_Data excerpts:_
- - - - -
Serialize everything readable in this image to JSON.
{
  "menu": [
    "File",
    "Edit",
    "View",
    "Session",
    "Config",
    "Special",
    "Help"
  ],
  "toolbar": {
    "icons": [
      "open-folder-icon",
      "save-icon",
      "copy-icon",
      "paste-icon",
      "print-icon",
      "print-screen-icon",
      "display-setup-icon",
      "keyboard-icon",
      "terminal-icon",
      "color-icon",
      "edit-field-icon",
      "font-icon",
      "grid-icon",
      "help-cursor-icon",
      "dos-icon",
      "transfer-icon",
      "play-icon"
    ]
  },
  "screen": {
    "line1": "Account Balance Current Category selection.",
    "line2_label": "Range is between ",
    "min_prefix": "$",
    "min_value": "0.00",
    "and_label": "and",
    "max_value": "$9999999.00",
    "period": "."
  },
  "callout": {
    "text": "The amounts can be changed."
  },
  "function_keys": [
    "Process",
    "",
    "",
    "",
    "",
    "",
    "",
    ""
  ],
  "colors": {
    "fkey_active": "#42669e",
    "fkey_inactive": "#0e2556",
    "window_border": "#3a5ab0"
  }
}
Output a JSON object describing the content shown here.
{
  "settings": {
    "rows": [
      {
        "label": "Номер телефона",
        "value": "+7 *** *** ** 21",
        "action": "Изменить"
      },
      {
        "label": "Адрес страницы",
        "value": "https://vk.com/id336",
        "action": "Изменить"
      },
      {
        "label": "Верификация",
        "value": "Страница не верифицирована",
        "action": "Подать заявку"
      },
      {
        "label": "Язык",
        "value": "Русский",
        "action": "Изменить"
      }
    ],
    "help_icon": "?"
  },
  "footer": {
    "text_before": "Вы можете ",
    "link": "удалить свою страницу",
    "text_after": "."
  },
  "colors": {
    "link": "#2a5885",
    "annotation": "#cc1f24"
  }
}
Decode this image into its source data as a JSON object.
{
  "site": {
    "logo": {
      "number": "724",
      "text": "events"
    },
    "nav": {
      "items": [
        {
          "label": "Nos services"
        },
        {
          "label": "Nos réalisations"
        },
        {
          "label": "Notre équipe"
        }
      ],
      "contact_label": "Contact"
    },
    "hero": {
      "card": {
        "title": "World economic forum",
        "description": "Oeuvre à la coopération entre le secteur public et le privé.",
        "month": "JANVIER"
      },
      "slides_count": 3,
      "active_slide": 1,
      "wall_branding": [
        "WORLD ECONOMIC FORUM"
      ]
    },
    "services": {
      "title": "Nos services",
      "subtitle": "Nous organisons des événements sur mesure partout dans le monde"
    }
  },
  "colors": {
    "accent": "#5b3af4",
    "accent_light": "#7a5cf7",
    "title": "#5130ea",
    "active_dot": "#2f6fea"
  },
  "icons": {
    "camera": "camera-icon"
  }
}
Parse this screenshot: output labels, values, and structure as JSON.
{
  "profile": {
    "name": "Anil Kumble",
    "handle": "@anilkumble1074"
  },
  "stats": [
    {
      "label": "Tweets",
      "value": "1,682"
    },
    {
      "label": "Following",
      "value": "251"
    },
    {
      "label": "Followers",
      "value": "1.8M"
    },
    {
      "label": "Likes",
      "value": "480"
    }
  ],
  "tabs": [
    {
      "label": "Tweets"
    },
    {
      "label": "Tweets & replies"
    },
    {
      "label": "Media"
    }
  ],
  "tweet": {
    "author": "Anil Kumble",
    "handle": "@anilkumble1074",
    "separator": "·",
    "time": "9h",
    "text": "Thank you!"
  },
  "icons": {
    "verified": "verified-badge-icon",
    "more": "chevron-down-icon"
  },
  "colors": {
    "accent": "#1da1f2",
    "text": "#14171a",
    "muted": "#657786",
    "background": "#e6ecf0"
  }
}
- - - - -
_GIVEN REQUEST:_
Which lines above hold the word "this"? Copy each of them.

_FINISHED EXERCISE:_
Serialize everything readable in this image to JSON.
Decode this image into its source data as a JSON object.
Parse this screenshot: output labels, values, and structure as JSON.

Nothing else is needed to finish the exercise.